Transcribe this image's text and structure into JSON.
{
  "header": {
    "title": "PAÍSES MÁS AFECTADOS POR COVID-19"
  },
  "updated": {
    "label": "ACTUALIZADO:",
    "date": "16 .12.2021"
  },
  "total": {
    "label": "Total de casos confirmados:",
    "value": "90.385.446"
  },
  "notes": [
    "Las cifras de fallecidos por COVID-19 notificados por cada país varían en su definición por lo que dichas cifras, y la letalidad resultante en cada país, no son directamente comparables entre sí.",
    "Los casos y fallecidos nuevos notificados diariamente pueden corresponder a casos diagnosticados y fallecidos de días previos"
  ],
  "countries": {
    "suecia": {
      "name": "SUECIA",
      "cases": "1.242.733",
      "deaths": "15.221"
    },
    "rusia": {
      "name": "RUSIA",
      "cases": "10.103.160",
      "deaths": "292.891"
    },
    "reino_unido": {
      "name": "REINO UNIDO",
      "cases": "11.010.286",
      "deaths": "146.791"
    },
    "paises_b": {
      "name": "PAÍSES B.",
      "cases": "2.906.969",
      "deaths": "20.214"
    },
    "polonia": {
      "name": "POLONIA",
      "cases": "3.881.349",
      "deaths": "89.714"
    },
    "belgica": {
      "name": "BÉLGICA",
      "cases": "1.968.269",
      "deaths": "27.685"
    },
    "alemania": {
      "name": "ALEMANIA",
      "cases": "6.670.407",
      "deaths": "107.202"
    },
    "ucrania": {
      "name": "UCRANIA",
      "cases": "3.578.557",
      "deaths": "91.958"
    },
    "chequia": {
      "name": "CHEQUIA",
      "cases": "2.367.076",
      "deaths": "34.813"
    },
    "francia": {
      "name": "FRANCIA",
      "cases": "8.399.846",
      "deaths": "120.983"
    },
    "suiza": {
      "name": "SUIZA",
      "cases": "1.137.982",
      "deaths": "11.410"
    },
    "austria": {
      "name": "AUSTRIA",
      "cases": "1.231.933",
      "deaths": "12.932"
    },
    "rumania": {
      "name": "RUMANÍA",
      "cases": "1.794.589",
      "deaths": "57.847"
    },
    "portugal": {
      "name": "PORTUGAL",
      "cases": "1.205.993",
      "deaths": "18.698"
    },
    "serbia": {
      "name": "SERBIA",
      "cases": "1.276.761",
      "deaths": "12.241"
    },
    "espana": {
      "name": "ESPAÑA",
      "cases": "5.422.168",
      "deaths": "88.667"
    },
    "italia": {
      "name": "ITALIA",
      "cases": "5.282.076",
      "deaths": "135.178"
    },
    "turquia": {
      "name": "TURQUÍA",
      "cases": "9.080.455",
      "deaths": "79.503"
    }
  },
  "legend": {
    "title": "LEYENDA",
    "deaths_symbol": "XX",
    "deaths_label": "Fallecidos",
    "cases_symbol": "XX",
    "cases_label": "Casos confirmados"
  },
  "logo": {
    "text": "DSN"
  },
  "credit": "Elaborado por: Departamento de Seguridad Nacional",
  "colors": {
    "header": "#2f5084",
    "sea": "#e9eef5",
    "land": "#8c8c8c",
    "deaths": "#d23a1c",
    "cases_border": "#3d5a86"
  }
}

━━━━━━━━

● Task to carry out: Which lines include the word "title"? Copy every one of them.

● Answer to the problem:
    "title": "PAÍSES MÁS AFECTADOS POR COVID-19"
    "title": "LEYENDA",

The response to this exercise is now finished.